◆ GIVEN EXERCISE: Reproduce the following material exactly, including every line.

[Start]

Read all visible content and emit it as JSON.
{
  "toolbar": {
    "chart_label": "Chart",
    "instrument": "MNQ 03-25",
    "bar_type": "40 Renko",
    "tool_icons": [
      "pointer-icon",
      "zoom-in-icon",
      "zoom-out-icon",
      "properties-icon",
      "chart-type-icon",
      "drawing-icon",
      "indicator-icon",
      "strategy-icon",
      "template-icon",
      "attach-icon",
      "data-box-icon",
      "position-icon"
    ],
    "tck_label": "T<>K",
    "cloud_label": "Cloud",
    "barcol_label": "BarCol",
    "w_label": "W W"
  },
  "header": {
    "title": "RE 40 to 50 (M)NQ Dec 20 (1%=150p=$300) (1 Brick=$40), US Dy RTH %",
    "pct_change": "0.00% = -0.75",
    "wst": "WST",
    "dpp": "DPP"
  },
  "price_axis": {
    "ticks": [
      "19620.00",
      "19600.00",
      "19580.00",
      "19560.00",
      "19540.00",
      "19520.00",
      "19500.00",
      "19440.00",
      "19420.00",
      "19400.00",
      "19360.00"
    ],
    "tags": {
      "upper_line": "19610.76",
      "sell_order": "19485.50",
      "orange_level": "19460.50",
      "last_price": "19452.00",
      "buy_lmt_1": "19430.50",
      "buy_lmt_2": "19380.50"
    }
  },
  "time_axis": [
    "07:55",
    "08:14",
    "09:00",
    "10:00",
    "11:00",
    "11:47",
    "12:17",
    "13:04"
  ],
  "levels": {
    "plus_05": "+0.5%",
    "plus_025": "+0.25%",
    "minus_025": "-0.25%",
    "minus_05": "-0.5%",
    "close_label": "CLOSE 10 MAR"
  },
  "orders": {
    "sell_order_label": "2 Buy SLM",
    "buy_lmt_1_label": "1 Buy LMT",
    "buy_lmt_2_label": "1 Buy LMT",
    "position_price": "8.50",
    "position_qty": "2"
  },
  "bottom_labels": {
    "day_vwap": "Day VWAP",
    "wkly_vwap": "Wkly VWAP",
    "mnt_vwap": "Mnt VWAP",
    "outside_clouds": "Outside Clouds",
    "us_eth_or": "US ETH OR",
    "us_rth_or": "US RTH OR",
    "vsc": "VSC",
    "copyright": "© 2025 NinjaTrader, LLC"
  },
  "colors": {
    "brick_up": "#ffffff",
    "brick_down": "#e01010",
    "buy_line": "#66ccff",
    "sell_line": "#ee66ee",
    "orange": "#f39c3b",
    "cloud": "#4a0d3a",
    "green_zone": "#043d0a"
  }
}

[End]

◆ TASK ANSWER:
Read all visible content and emit it as JSON.
{
  "toolbar": {
    "chart_label": "Chart",
    "instrument": "MNQ 03-25",
    "bar_type": "40 Renko",
    "tool_icons": [
      "pointer-icon",
      "zoom-in-icon",
      "zoom-out-icon",
      "properties-icon",
      "chart-type-icon",
      "drawing-icon",
      "indicator-icon",
      "strategy-icon",
      "template-icon",
      "attach-icon",
      "data-box-icon",
      "position-icon"
    ],
    "tck_label": "T<>K",
    "cloud_label": "Cloud",
    "barcol_label": "BarCol",
    "w_label": "W W"
  },
  "header": {
    "title": "RE 40 to 50 (M)NQ Dec 20 (1%=150p=$300) (1 Brick=$40), US Dy RTH %",
    "pct_change": "0.00% = -0.75",
    "wst": "WST",
    "dpp": "DPP"
  },
  "price_axis": {
    "ticks": [
      "19620.00",
      "19600.00",
      "19580.00",
      "19560.00",
      "19540.00",
      "19520.00",
      "19500.00",
      "19440.00",
      "19420.00",
      "19400.00",
      "19360.00"
    ],
    "tags": {
      "upper_line": "19610.76",
      "sell_order": "19485.50",
      "orange_level": "19460.50",
      "last_price": "19452.00",
      "buy_lmt_1": "19430.50",
      "buy_lmt_2": "19380.50"
    }
  },
  "time_axis": [
    "07:55",
    "08:14",
    "09:00",
    "10:00",
    "11:00",
    "11:47",
    "12:17",
    "13:04"
  ],
  "levels": {
    "plus_05": "+0.5%",
    "plus_025": "+0.25%",
    "minus_025": "-0.25%",
    "minus_05": "-0.5%",
    "close_label": "CLOSE 10 MAR"
  },
  "orders": {
    "sell_order_label": "2 Buy SLM",
    "buy_lmt_1_label": "1 Buy LMT",
    "buy_lmt_2_label": "1 Buy LMT",
    "position_price": "8.50",
    "position_qty": "2"
  },
  "bottom_labels": {
    "day_vwap": "Day VWAP",
    "wkly_vwap": "Wkly VWAP",
    "mnt_vwap": "Mnt VWAP",
    "outside_clouds": "Outside Clouds",
    "us_eth_or": "US ETH OR",
    "us_rth_or": "US RTH OR",
    "vsc": "VSC",
    "copyright": "© 2025 NinjaTrader, LLC"
  },
  "colors": {
    "brick_up": "#ffffff",
    "brick_down": "#e01010",
    "buy_line": "#66ccff",
    "sell_line": "#ee66ee",
    "orange": "#f39c3b",
    "cloud": "#4a0d3a",
    "green_zone": "#043d0a"
  }
}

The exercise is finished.